Directions for this task:
Transcribe the material exactly. Images do not belong in the copy.

Entries from a dataset
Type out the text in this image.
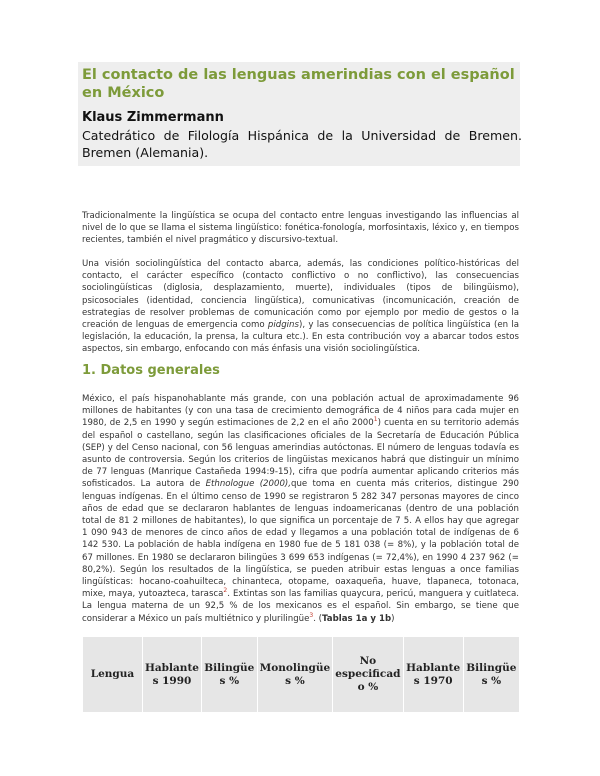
El contacto de las lenguas amerindias con el español en México
Klaus Zimmermann
Catedrático de Filología Hispánica de la Universidad de Bremen. Bremen (Alemania).

Tradicionalmente la lingüística se ocupa del contacto entre lenguas investigando las influencias al nivel de lo que se llama el sistema lingüístico: fonética-fonología, morfosintaxis, léxico y, en tiempos recientes, también el nivel pragmático y discursivo-textual.

Una visión sociolingüística del contacto abarca, además, las condiciones político-históricas del contacto, el carácter específico (contacto conflictivo o no conflictivo), las consecuencias sociolingüísticas (diglosia, desplazamiento, muerte), individuales (tipos de bilingüismo), psicosociales (identidad, conciencia lingüística), comunicativas (incomunicación, creación de estrategias de resolver problemas de comunicación como por ejemplo por medio de gestos o la creación de lenguas de emergencia como pidgins), y las consecuencias de política lingüística (en la legislación, la educación, la prensa, la cultura etc.). En esta contribución voy a abarcar todos estos aspectos, sin embargo, enfocando con más énfasis una visión sociolingüística.

1. Datos generales

México, el país hispanohablante más grande, con una población actual de aproximadamente 96 millones de habitantes (y con una tasa de crecimiento demográfica de 4 niños para cada mujer en 1980, de 2,5 en 1990 y según estimaciones de 2,2 en el año 2000$^1$) cuenta en su territorio además del español o castellano, según las clasificaciones oficiales de la Secretaría de Educación Pública (SEP) y del Censo nacional, con 56 lenguas amerindias autóctonas. El número de lenguas todavía es asunto de controversia. Según los criterios de lingüistas mexicanos habrá que distinguir un mínimo de 77 lenguas (Manrique Castañeda 1994:9-15), cifra que podría aumentar aplicando criterios más sofisticados. La autora de Ethnologue (2000),que toma en cuenta más criterios, distingue 290 lenguas indígenas. En el último censo de 1990 se registraron 5 282 347 personas mayores de cinco años de edad que se declararon hablantes de lenguas indoamericanas (dentro de una población total de 81 2 millones de habitantes), lo que significa un porcentaje de 7 5. A ellos hay que agregar 1 090 943 de menores de cinco años de edad y llegamos a una población total de indígenas de 6 142 530. La población de habla indígena en 1980 fue de 5 181 038 (= 8%), y la población total de 67 millones. En 1980 se declararon bilingües 3 699 653 indígenas (= 72,4%), en 1990 4 237 962 (= 80,2%). Según los resultados de la lingüística, se pueden atribuir estas lenguas a once familias lingüísticas: hocano-coahuilteca, chinanteca, otopame, oaxaqueña, huave, tlapaneca, totonaca, mixe, maya, yutoazteca, tarasca$^2$. Extintas son las familias quaycura, pericú, manguera y cuitlateca. La lengua materna de un 92,5 % de los mexicanos es el español. Sin embargo, se tiene que considerar a México un país multiétnico y plurilingüe$^3$. (Tablas 1a y 1b)

Lengua	Hablante s 1990	Bilingüe s %	Monolingüe s %	No especificad o %	Hablante s 1970	Bilingüe s %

Expected output:
Type out the text in this image.
El contacto de las lenguas amerindias con el español en México
Klaus Zimmermann
Catedrático de Filología Hispánica de la Universidad de Bremen. Bremen (Alemania).

Tradicionalmente la lingüística se ocupa del contacto entre lenguas investigando las influencias al nivel de lo que se llama el sistema lingüístico: fonética-fonología, morfosintaxis, léxico y, en tiempos recientes, también el nivel pragmático y discursivo-textual.

Una visión sociolingüística del contacto abarca, además, las condiciones político-históricas del contacto, el carácter específico (contacto conflictivo o no conflictivo), las consecuencias sociolingüísticas (diglosia, desplazamiento, muerte), individuales (tipos de bilingüismo), psicosociales (identidad, conciencia lingüística), comunicativas (incomunicación, creación de estrategias de resolver problemas de comunicación como por ejemplo por medio de gestos o la creación de lenguas de emergencia como pidgins), y las consecuencias de política lingüística (en la legislación, la educación, la prensa, la cultura etc.). En esta contribución voy a abarcar todos estos aspectos, sin embargo, enfocando con más énfasis una visión sociolingüística.

1. Datos generales

México, el país hispanohablante más grande, con una población actual de aproximadamente 96 millones de habitantes (y con una tasa de crecimiento demográfica de 4 niños para cada mujer en 1980, de 2,5 en 1990 y según estimaciones de 2,2 en el año 2000$^1$) cuenta en su territorio además del español o castellano, según las clasificaciones oficiales de la Secretaría de Educación Pública (SEP) y del Censo nacional, con 56 lenguas amerindias autóctonas. El número de lenguas todavía es asunto de controversia. Según los criterios de lingüistas mexicanos habrá que distinguir un mínimo de 77 lenguas (Manrique Castañeda 1994:9-15), cifra que podría aumentar aplicando criterios más sofisticados. La autora de Ethnologue (2000),que toma en cuenta más criterios, distingue 290 lenguas indígenas. En el último censo de 1990 se registraron 5 282 347 personas mayores de cinco años de edad que se declararon hablantes de lenguas indoamericanas (dentro de una población total de 81 2 millones de habitantes), lo que significa un porcentaje de 7 5. A ellos hay que agregar 1 090 943 de menores de cinco años de edad y llegamos a una población total de indígenas de 6 142 530. La población de habla indígena en 1980 fue de 5 181 038 (= 8%), y la población total de 67 millones. En 1980 se declararon bilingües 3 699 653 indígenas (= 72,4%), en 1990 4 237 962 (= 80,2%). Según los resultados de la lingüística, se pueden atribuir estas lenguas a once familias lingüísticas: hocano-coahuilteca, chinanteca, otopame, oaxaqueña, huave, tlapaneca, totonaca, mixe, maya, yutoazteca, tarasca$^2$. Extintas son las familias quaycura, pericú, manguera y cuitlateca. La lengua materna de un 92,5 % de los mexicanos es el español. Sin embargo, se tiene que considerar a México un país multiétnico y plurilingüe$^3$. (Tablas 1a y 1b)

Lengua	Hablante s 1990	Bilingüe s %	Monolingüe s %	No especificad o %	Hablante s 1970	Bilingüe s %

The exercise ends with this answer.